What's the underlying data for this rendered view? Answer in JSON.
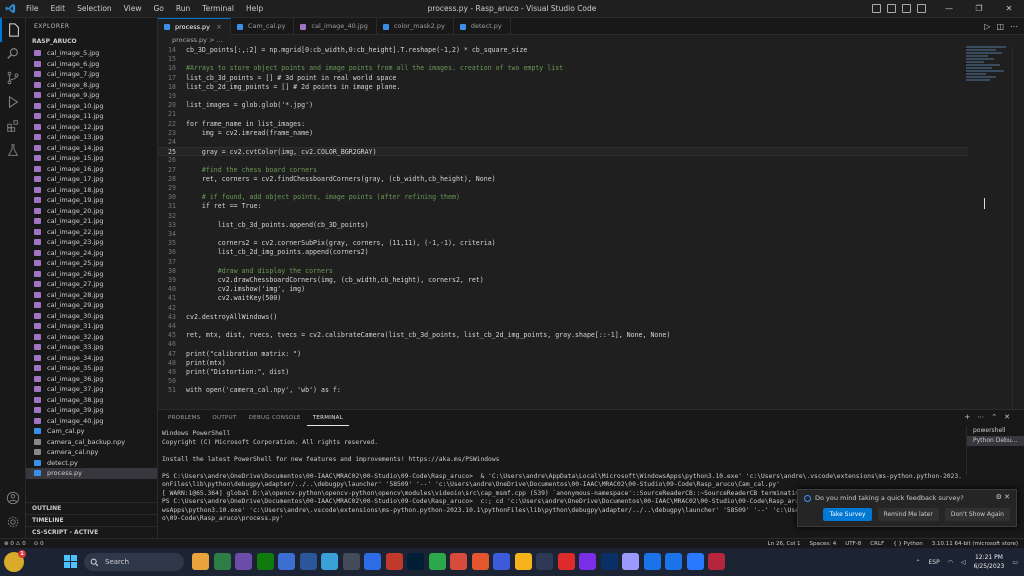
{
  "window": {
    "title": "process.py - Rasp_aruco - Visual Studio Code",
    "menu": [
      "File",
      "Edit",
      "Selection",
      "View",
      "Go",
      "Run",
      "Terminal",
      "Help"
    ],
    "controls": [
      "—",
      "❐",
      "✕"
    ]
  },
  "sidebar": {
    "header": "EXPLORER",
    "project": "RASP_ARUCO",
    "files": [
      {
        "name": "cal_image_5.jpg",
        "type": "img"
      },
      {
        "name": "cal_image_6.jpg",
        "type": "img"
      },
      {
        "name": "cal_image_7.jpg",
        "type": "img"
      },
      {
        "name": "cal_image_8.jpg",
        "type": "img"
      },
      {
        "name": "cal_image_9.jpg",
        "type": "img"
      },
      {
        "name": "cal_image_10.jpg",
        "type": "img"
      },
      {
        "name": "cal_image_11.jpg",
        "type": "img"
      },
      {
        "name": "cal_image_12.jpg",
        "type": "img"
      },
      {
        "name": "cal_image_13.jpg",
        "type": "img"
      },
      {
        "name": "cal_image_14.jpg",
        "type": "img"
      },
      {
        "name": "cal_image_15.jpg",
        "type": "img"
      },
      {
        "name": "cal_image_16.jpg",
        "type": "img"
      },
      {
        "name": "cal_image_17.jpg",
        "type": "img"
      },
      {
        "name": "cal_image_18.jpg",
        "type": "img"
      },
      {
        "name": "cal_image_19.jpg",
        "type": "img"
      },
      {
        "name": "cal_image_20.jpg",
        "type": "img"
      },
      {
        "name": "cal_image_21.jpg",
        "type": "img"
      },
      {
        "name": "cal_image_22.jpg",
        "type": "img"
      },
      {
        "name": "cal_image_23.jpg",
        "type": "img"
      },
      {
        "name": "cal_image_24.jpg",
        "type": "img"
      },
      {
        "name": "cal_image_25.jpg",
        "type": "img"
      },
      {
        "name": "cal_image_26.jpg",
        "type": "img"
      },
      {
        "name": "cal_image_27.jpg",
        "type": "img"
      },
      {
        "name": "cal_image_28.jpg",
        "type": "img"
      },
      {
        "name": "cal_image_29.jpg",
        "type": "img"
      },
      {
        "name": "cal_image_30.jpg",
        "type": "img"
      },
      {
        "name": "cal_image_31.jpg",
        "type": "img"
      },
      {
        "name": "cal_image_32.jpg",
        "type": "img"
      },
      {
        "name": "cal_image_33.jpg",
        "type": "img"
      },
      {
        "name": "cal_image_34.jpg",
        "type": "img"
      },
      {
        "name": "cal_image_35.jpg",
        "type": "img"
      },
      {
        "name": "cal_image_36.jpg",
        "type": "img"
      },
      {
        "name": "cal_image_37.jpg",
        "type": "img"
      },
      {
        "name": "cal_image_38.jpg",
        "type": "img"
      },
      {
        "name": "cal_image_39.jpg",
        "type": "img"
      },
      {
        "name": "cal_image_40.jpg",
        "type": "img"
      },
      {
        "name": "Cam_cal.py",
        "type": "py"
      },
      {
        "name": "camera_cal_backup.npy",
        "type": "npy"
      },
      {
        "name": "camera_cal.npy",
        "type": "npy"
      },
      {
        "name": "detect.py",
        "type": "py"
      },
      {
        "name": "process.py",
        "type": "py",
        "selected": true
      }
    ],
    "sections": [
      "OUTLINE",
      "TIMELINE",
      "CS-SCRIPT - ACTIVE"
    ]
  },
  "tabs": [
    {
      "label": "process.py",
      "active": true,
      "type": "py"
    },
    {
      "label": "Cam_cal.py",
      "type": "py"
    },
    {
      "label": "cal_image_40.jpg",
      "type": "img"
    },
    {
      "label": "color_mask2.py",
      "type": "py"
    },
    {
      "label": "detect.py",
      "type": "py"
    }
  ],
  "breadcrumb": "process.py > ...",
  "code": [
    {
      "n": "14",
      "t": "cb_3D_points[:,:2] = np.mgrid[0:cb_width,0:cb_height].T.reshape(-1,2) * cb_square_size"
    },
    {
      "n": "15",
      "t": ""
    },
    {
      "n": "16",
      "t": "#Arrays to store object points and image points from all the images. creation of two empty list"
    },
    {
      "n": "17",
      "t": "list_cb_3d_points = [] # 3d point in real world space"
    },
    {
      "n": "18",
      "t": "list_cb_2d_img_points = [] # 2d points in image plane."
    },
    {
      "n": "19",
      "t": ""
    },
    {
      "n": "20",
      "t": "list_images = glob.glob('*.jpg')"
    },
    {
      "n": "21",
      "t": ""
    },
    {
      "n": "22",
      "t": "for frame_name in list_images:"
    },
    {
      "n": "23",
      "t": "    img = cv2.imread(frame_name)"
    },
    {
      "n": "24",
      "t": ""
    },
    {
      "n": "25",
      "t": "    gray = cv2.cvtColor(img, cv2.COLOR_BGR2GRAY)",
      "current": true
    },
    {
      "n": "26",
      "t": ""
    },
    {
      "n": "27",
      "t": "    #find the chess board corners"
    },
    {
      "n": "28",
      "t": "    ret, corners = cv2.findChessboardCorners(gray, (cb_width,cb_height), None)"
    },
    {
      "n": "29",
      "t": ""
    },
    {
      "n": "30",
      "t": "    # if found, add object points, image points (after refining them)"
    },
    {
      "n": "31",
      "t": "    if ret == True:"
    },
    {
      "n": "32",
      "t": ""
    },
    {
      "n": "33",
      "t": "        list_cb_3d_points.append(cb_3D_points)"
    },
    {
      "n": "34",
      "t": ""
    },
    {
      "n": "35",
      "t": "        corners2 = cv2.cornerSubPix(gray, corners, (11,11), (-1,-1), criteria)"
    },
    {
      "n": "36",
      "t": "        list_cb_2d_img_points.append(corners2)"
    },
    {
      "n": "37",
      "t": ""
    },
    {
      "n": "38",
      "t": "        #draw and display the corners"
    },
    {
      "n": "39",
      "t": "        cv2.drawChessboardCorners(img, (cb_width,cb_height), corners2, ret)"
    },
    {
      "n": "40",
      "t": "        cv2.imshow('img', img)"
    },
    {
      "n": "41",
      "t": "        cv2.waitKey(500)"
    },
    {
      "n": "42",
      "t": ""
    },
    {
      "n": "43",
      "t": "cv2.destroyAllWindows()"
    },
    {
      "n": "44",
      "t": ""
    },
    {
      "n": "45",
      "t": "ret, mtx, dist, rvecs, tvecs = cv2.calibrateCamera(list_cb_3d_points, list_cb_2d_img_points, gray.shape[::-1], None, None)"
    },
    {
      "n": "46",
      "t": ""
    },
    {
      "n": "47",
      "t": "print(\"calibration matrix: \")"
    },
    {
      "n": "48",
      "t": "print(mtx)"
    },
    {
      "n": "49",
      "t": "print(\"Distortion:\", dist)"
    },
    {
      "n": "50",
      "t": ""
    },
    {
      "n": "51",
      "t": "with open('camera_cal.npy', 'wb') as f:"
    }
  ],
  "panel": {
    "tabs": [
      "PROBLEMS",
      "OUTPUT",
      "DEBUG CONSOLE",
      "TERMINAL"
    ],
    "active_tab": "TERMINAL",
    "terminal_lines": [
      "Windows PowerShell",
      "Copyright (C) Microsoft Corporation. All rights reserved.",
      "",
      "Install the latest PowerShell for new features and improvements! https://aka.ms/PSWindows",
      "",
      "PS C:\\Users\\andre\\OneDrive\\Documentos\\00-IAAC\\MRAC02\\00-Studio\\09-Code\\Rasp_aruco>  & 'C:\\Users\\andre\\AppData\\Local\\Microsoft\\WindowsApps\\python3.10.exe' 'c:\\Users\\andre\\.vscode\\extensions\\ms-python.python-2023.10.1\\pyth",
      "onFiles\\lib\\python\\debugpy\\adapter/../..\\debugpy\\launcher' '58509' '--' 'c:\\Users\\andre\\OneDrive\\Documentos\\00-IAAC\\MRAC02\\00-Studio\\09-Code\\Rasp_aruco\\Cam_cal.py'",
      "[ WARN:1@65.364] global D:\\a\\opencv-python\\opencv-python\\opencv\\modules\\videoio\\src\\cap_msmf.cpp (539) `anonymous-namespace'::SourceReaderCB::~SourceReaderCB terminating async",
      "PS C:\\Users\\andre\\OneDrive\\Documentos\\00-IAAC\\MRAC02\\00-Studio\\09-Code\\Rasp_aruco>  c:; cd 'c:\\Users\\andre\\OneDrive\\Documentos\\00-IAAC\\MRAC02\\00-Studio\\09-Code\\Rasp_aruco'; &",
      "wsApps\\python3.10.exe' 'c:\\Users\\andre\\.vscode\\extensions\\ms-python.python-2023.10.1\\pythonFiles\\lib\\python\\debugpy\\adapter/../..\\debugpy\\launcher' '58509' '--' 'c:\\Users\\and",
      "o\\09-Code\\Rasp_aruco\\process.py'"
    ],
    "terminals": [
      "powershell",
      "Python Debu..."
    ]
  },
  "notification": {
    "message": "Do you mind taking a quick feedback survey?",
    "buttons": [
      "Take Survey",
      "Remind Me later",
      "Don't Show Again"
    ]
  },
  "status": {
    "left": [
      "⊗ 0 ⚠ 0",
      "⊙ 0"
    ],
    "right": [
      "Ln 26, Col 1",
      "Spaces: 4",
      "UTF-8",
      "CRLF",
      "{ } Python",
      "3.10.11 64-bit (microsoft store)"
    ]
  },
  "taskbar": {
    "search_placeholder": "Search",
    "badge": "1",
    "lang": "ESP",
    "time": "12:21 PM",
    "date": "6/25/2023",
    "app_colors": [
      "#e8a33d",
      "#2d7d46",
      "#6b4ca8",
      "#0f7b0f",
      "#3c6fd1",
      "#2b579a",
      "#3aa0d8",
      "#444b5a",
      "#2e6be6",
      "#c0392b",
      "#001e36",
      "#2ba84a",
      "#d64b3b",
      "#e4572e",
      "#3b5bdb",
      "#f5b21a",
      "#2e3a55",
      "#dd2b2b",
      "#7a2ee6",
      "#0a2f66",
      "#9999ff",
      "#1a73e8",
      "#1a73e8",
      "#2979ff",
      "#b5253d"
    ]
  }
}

● ● ● ● ● ● ●

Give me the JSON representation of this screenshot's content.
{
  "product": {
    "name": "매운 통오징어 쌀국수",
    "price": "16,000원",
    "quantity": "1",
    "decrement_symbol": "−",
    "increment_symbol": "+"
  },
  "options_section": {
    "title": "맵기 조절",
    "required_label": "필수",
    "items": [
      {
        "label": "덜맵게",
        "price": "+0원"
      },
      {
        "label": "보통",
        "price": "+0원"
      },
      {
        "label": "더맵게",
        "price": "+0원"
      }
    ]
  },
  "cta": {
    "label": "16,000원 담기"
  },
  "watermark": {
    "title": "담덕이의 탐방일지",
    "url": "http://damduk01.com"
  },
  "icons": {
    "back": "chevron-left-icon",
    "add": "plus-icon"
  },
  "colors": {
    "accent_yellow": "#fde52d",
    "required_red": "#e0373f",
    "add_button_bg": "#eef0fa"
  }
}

● ● ● ● ● ● ●

What the task asks: In the listing above, how many lines include the word "launcher"? Answer with the number and nothing more.

Correct result: 2